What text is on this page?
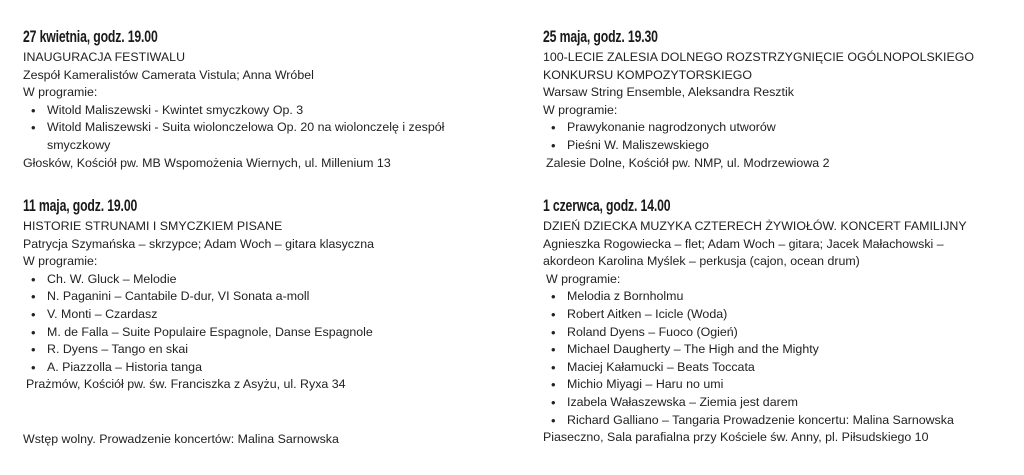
27 kwietnia, godz. 19.00
INAUGURACJA FESTIWALU
Zespół Kameralistów Camerata Vistula; Anna Wróbel
W programie:
• Witold Maliszewski - Kwintet smyczkowy Op. 3
• Witold Maliszewski - Suita wiolonczelowa Op. 20 na wiolonczelę i zespół smyczkowy
Głosków, Kościół pw. MB Wspomożenia Wiernych, ul. Millenium 13
11 maja, godz. 19.00
HISTORIE STRUNAMI I SMYCZKIEM PISANE
Patrycja Szymańska – skrzypce; Adam Woch – gitara klasyczna
W programie:
• Ch. W. Gluck – Melodie
• N. Paganini – Cantabile D-dur, VI Sonata a-moll
• V. Monti – Czardasz
• M. de Falla – Suite Populaire Espagnole, Danse Espagnole
• R. Dyens – Tango en skai
• A. Piazzolla – Historia tanga
Prażmów, Kościół pw. św. Franciszka z Asyżu, ul. Ryxa 34
25 maja, godz. 19.30
100-LECIE ZALESIA DOLNEGO ROZSTRZYGNIĘCIE OGÓLNOPOLSKIEGO KONKURSU KOMPOZYTORSKIEGO
Warsaw String Ensemble, Aleksandra Resztik
W programie:
• Prawykonanie nagrodzonych utworów
• Pieśni W. Maliszewskiego
Zalesie Dolne, Kościół pw. NMP, ul. Modrzewiowa 2
1 czerwca, godz. 14.00
DZIEŃ DZIECKA MUZYKA CZTERECH ŻYWIOŁÓW. KONCERT FAMILIJNY
Agnieszka Rogowiecka – flet; Adam Woch – gitara; Jacek Małachowski – akordeon Karolina Myślek – perkusja (cajon, ocean drum)
W programie:
• Melodia z Bornholmu
• Robert Aitken – Icicle (Woda)
• Roland Dyens – Fuoco (Ogień)
• Michael Daugherty – The High and the Mighty
• Maciej Kałamucki – Beats Toccata
• Michio Miyagi – Haru no umi
• Izabela Wałaszewska – Ziemia jest darem
• Richard Galliano – Tangaria Prowadzenie koncertu: Malina Sarnowska
Piaseczno, Sala parafialna przy Kościele św. Anny, pl. Piłsudskiego 10
Wstęp wolny. Prowadzenie koncertów: Malina Sarnowska
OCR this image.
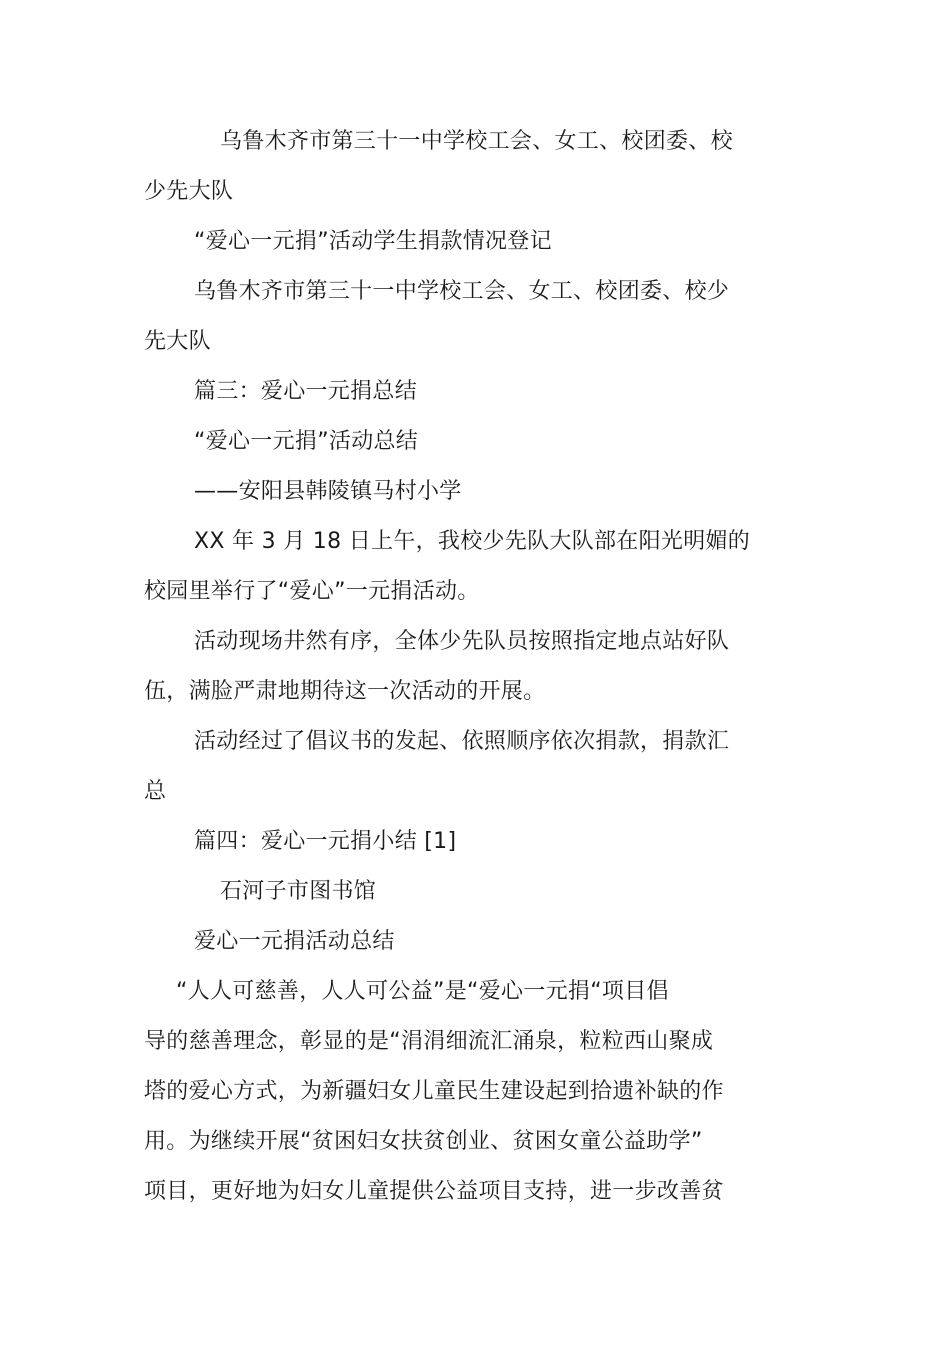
乌鲁木齐市第三十一中学校工会、女工、校团委、校
少先大队
“爱心一元捐”活动学生捐款情况登记
乌鲁木齐市第三十一中学校工会、女工、校团委、校少
先大队
篇三：爱心一元捐总结
“爱心一元捐”活动总结
——安阳县韩陵镇马村小学
XX 年 3 月 18 日上午，我校少先队大队部在阳光明媚的
校园里举行了“爱心”一元捐活动。
活动现场井然有序，全体少先队员按照指定地点站好队
伍，满脸严肃地期待这一次活动的开展。
活动经过了倡议书的发起、依照顺序依次捐款，捐款汇
总
篇四：爱心一元捐小结 [1]
石河子市图书馆
爱心一元捐活动总结
“人人可慈善，人人可公益”是“爱心一元捐“项目倡
导的慈善理念，彰显的是“涓涓细流汇涌泉，粒粒西山聚成
塔的爱心方式，为新疆妇女儿童民生建设起到拾遗补缺的作
用。为继续开展“贫困妇女扶贫创业、贫困女童公益助学”
项目，更好地为妇女儿童提供公益项目支持，进一步改善贫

____

» **What you are asked to do**
Check each line of the entries for the string "Prowadzenie". Copy the lines that have it.

» **Reply to the exercise**
• Richard Galliano – Tangaria Prowadzenie koncertu: Malina Sarnowska
Wstęp wolny. Prowadzenie koncertów: Malina Sarnowska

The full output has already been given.